◆ DIRECTIVE ◆
Search the listing for "this" and copy every line where it appears.

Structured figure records
====================

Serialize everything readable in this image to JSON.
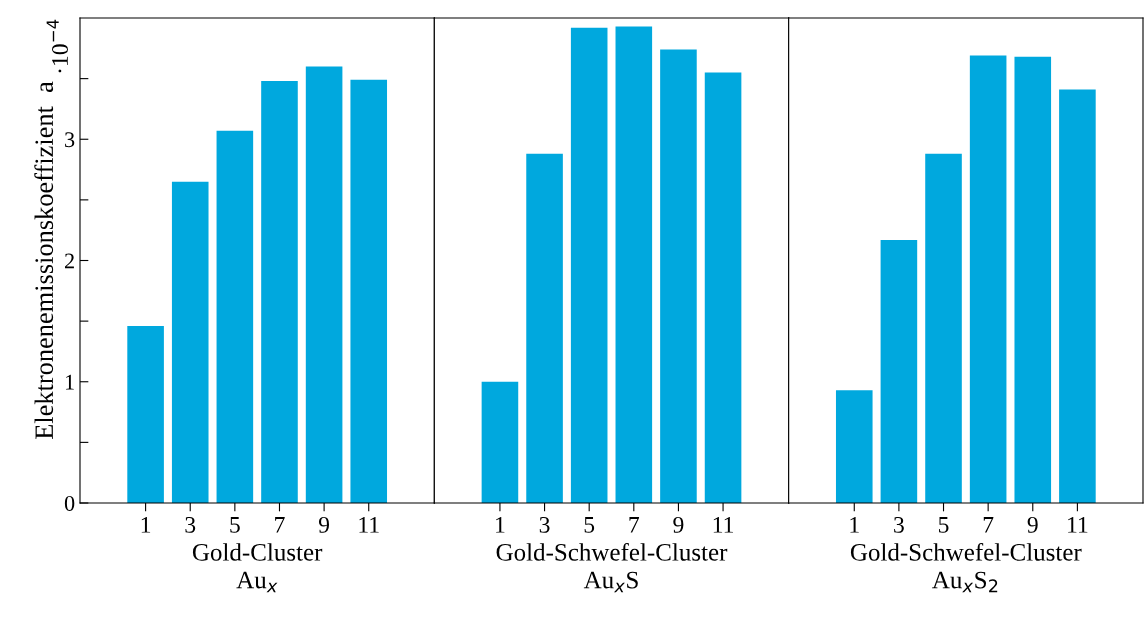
{
  "chart_data": [
    {
      "type": "bar",
      "ylabel": "Elektronenemissionskoeffizient  a",
      "annotations": [
        "·10$^{−4}$"
      ],
      "xlabel": "Gold-Cluster\nAu$_{x}$",
      "categories": [
        "1",
        "3",
        "5",
        "7",
        "9",
        "11"
      ],
      "values": [
        1.46,
        2.65,
        3.07,
        3.48,
        3.6,
        3.49
      ],
      "color": "#00a8de",
      "ylim": [
        0,
        4
      ],
      "yticks": [
        0,
        {
          "value": 0.5,
          "label": null
        },
        1,
        {
          "value": 1.5,
          "label": null
        },
        2,
        {
          "value": 2.5,
          "label": null
        },
        3,
        {
          "value": 3.5,
          "label": null
        }
      ],
      "grid": false,
      "legend": false
    },
    {
      "type": "bar",
      "xlabel": "Gold-Schwefel-Cluster\nAu$_{x}$S",
      "categories": [
        "1",
        "3",
        "5",
        "7",
        "9",
        "11"
      ],
      "values": [
        1.0,
        2.88,
        3.92,
        3.93,
        3.74,
        3.55
      ],
      "color": "#00a8de",
      "ylim": [
        0,
        4
      ],
      "tick_labels": "x",
      "grid": false,
      "legend": false
    },
    {
      "type": "bar",
      "xlabel": "Gold-Schwefel-Cluster\nAu$_{x}$S$_{2}$",
      "categories": [
        "1",
        "3",
        "5",
        "7",
        "9",
        "11"
      ],
      "values": [
        0.93,
        2.17,
        2.88,
        3.69,
        3.68,
        3.41
      ],
      "color": "#00a8de",
      "ylim": [
        0,
        4
      ],
      "tick_labels": "x",
      "grid": false,
      "legend": false
    }
  ]
}
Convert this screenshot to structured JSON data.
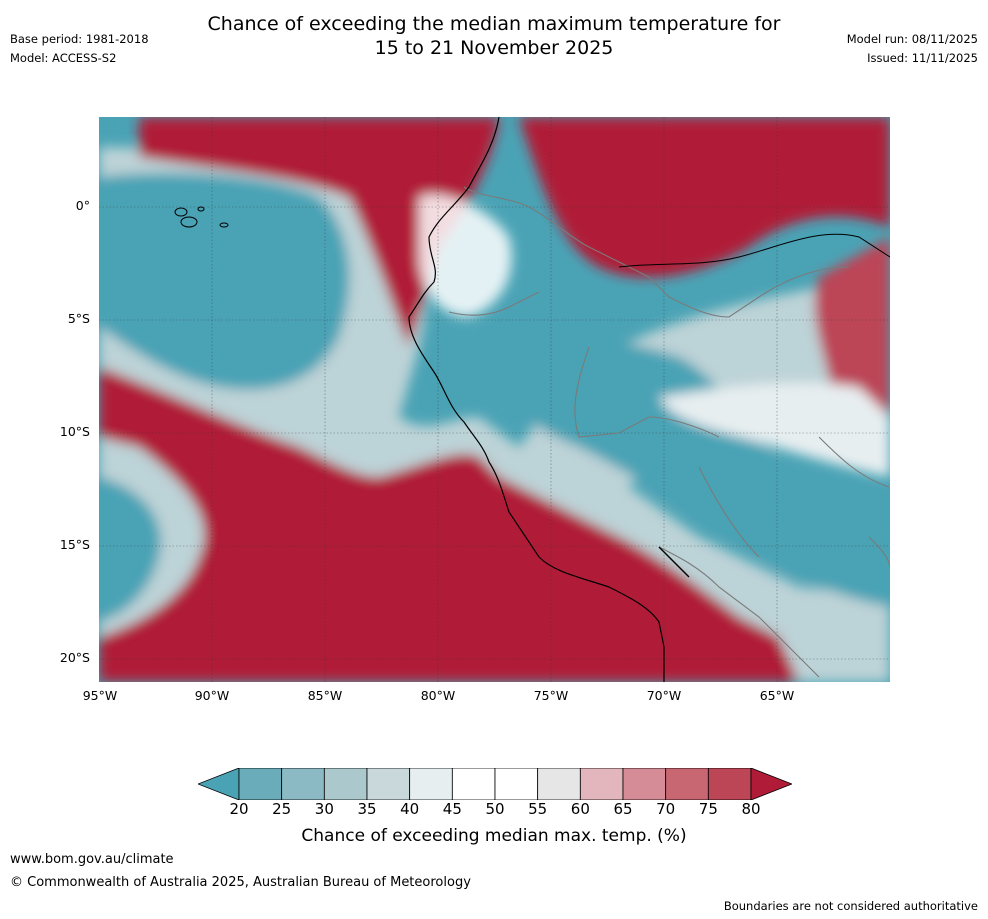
{
  "title": {
    "line1": "Chance of exceeding the median maximum temperature for",
    "line2": "15 to 21 November 2025"
  },
  "meta_left": {
    "base_period": "Base period: 1981-2018",
    "model": "Model: ACCESS-S2"
  },
  "meta_right": {
    "model_run": "Model run: 08/11/2025",
    "issued": "Issued: 11/11/2025"
  },
  "map": {
    "region": "Western South America and eastern Pacific",
    "lat_labels": [
      "0°",
      "5°S",
      "10°S",
      "15°S",
      "20°S"
    ],
    "lon_labels": [
      "95°W",
      "90°W",
      "85°W",
      "80°W",
      "75°W",
      "70°W",
      "65°W"
    ]
  },
  "colorbar": {
    "ticks": [
      "20",
      "25",
      "30",
      "35",
      "40",
      "45",
      "50",
      "55",
      "60",
      "65",
      "70",
      "75",
      "80"
    ],
    "colors": [
      "#4aa3b5",
      "#6aacb9",
      "#8bbac4",
      "#abc8cc",
      "#c9d8da",
      "#e7eef0",
      "#ffffff",
      "#ffffff",
      "#e6e6e6",
      "#e2b6bc",
      "#d68c96",
      "#c86672",
      "#bc4556",
      "#b01c37"
    ],
    "label": "Chance of exceeding median max. temp. (%)"
  },
  "footer": {
    "website": "www.bom.gov.au/climate",
    "copyright": "© Commonwealth of Australia 2025, Australian Bureau of Meteorology",
    "disclaimer": "Boundaries are not considered authoritative"
  }
}
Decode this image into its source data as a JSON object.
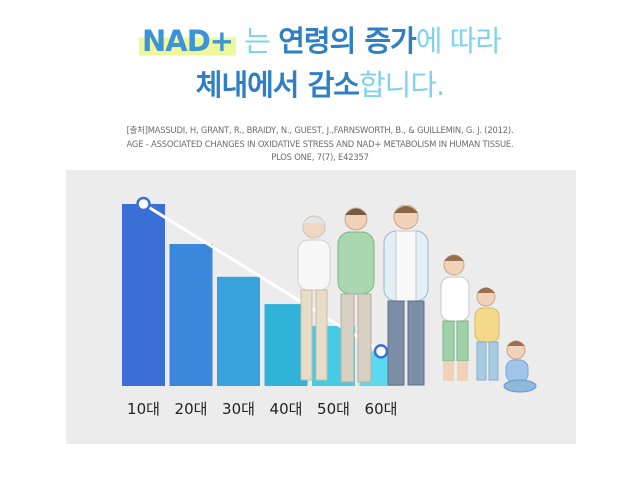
{
  "headline": {
    "line1": [
      {
        "text": "NAD+",
        "style": "hl-nad"
      },
      {
        "text": " 는 ",
        "style": "light"
      },
      {
        "text": "연령의 증가",
        "style": "dark"
      },
      {
        "text": "에 따라",
        "style": "light"
      }
    ],
    "line2": [
      {
        "text": "체내에서 감소",
        "style": "dark"
      },
      {
        "text": "합니다.",
        "style": "light"
      }
    ]
  },
  "source": {
    "line1": "[출처]MASSUDI, H, GRANT, R., BRAIDY, N., GUEST, J.,FARNSWORTH, B., & GUILLEMIN, G. J. (2012).",
    "line2": "AGE - ASSOCIATED CHANGES IN OXIDATIVE STRESS AND NAD+ METABOLISM IN HUMAN TISSUE.",
    "line3": "PLOS ONE, 7(7), E42357"
  },
  "colors": {
    "bars": [
      "#3b6fd6",
      "#3b87db",
      "#38a2dc",
      "#2fb3d8",
      "#46cbe5",
      "#5bdaef"
    ],
    "trend_line": "#ffffff",
    "panel": "#ececec"
  },
  "chart_data": {
    "type": "bar",
    "categories": [
      "10대",
      "20대",
      "30대",
      "40대",
      "50대",
      "60대"
    ],
    "values": [
      100,
      78,
      60,
      45,
      33,
      19
    ],
    "ylim": [
      0,
      100
    ],
    "grid": false,
    "trend_line": {
      "from": "10대",
      "to": "60대"
    }
  },
  "illustration": {
    "description_icon": "family-generations-icon"
  }
}
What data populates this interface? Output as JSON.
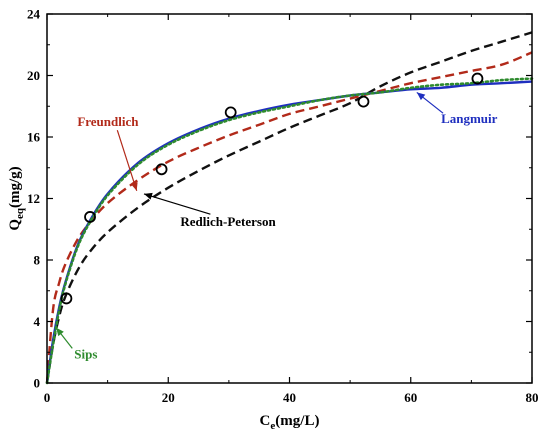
{
  "chart_data": {
    "type": "scatter",
    "x_label_main": "C",
    "x_label_sub": "e",
    "x_label_unit": "(mg/L)",
    "y_label_main": "Q",
    "y_label_sub": "eq",
    "y_label_unit": "(mg/g)",
    "xlim": [
      0,
      80
    ],
    "ylim": [
      0,
      24
    ],
    "x_ticks": [
      "0",
      "20",
      "40",
      "60",
      "80"
    ],
    "y_ticks": [
      "0",
      "4",
      "8",
      "12",
      "16",
      "20",
      "24"
    ],
    "grid": false,
    "experimental_points": [
      {
        "x": 3.2,
        "y": 5.5
      },
      {
        "x": 7.1,
        "y": 10.8
      },
      {
        "x": 18.9,
        "y": 13.9
      },
      {
        "x": 30.3,
        "y": 17.6
      },
      {
        "x": 52.2,
        "y": 18.3
      },
      {
        "x": 71.0,
        "y": 19.8
      }
    ],
    "series": [
      {
        "name": "Langmuir",
        "color": "#1f2fbf",
        "style": "solid",
        "x": [
          0,
          1,
          2,
          3,
          5,
          7,
          10,
          15,
          20,
          25,
          30,
          35,
          40,
          45,
          50,
          55,
          60,
          65,
          70,
          75,
          80
        ],
        "y": [
          0,
          2.8,
          4.9,
          6.5,
          8.9,
          10.5,
          12.3,
          14.3,
          15.6,
          16.5,
          17.2,
          17.7,
          18.1,
          18.4,
          18.7,
          18.9,
          19.1,
          19.2,
          19.4,
          19.5,
          19.6
        ]
      },
      {
        "name": "Sips",
        "color": "#2e8b2e",
        "style": "dotted",
        "x": [
          0,
          1,
          2,
          3,
          5,
          7,
          10,
          15,
          20,
          25,
          30,
          35,
          40,
          45,
          50,
          55,
          60,
          65,
          70,
          75,
          80
        ],
        "y": [
          0,
          2.5,
          4.7,
          6.4,
          8.8,
          10.4,
          12.2,
          14.2,
          15.5,
          16.4,
          17.1,
          17.6,
          18.0,
          18.4,
          18.7,
          18.9,
          19.2,
          19.4,
          19.5,
          19.7,
          19.8
        ]
      },
      {
        "name": "Freundlich",
        "color": "#b22a1a",
        "style": "dashed",
        "x": [
          0,
          1,
          2,
          3,
          5,
          7,
          10,
          15,
          20,
          25,
          30,
          35,
          40,
          45,
          50,
          55,
          60,
          65,
          70,
          75,
          80
        ],
        "y": [
          0,
          4.8,
          6.5,
          7.7,
          9.3,
          10.4,
          11.7,
          13.2,
          14.4,
          15.3,
          16.1,
          16.8,
          17.5,
          18.0,
          18.5,
          19.0,
          19.5,
          19.9,
          20.3,
          20.7,
          21.5
        ]
      },
      {
        "name": "Redlich-Peterson",
        "color": "#111111",
        "style": "dashed",
        "x": [
          0,
          1,
          2,
          3,
          5,
          7,
          10,
          15,
          20,
          25,
          30,
          35,
          40,
          45,
          50,
          55,
          60,
          65,
          70,
          75,
          80
        ],
        "y": [
          0,
          2.5,
          4.3,
          5.6,
          7.3,
          8.5,
          9.8,
          11.4,
          12.7,
          13.8,
          14.8,
          15.7,
          16.6,
          17.4,
          18.2,
          19.3,
          20.2,
          20.9,
          21.6,
          22.2,
          22.8
        ]
      }
    ],
    "annotations": [
      {
        "text": "Freundlich",
        "color": "#b22a1a",
        "label_x": 5.0,
        "label_y": 16.7,
        "arrow_to": [
          14.8,
          12.5
        ]
      },
      {
        "text": "Redlich-Peterson",
        "color": "#000000",
        "label_x": 22.0,
        "label_y": 10.2,
        "arrow_to": [
          16.0,
          12.3
        ]
      },
      {
        "text": "Langmuir",
        "color": "#1f2fbf",
        "label_x": 65.0,
        "label_y": 16.9,
        "arrow_to": [
          61.0,
          18.9
        ]
      },
      {
        "text": "Sips",
        "color": "#2e8b2e",
        "label_x": 4.5,
        "label_y": 1.6,
        "arrow_to": [
          1.5,
          3.6
        ]
      }
    ]
  }
}
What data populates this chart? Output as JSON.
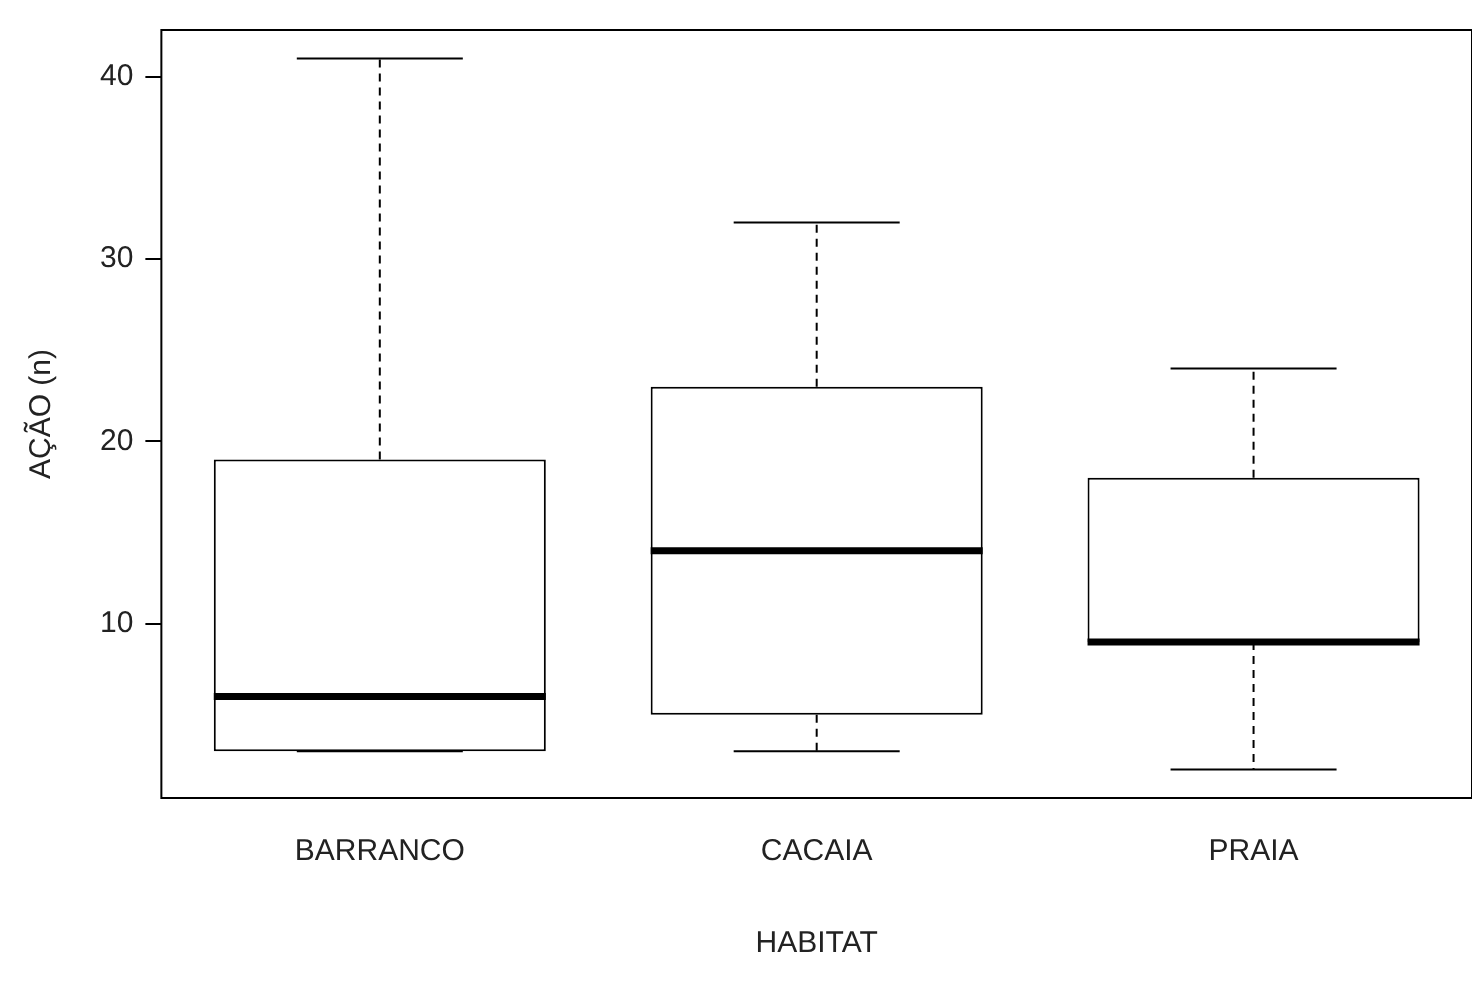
{
  "chart_data": {
    "type": "box",
    "xlabel": "HABITAT",
    "ylabel": "AÇÃO (n)",
    "categories": [
      "BARRANCO",
      "CACAIA",
      "PRAIA"
    ],
    "boxes": [
      {
        "low": 3,
        "q1": 3,
        "median": 6,
        "q3": 19,
        "high": 41
      },
      {
        "low": 3,
        "q1": 5,
        "median": 14,
        "q3": 23,
        "high": 32
      },
      {
        "low": 2,
        "q1": 9,
        "median": 9,
        "q3": 18,
        "high": 24
      }
    ],
    "ylim": [
      0.44,
      42.56
    ],
    "yticks": [
      10,
      20,
      30,
      40
    ],
    "grid": false
  }
}
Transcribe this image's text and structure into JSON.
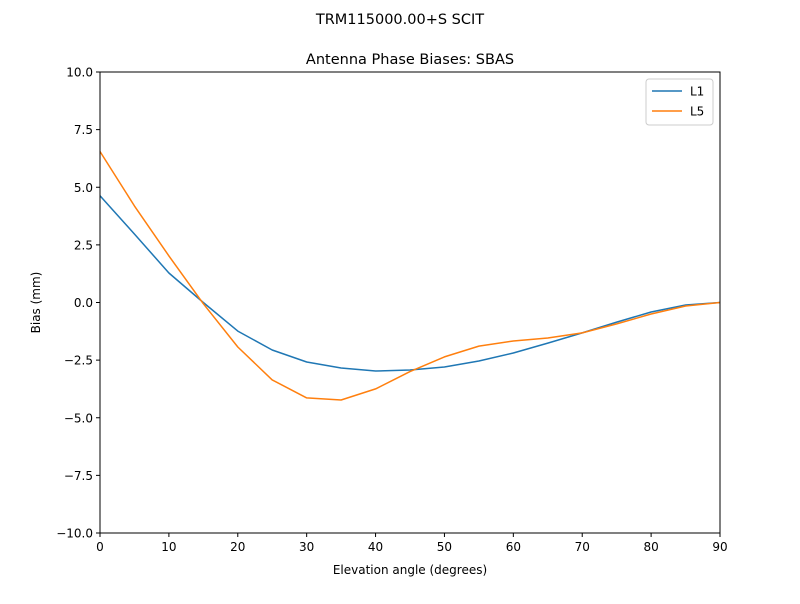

====================

◆ TASK SOLUTION ◆
Serialize everything readable in this image to JSON.
Convert this screenshot to structured JSON data.
Decode this image into its source data as a JSON object.
What data populates this interface? Output as JSON.
What data populates this chart? Output as JSON.
Transcribe this image's text and structure into JSON.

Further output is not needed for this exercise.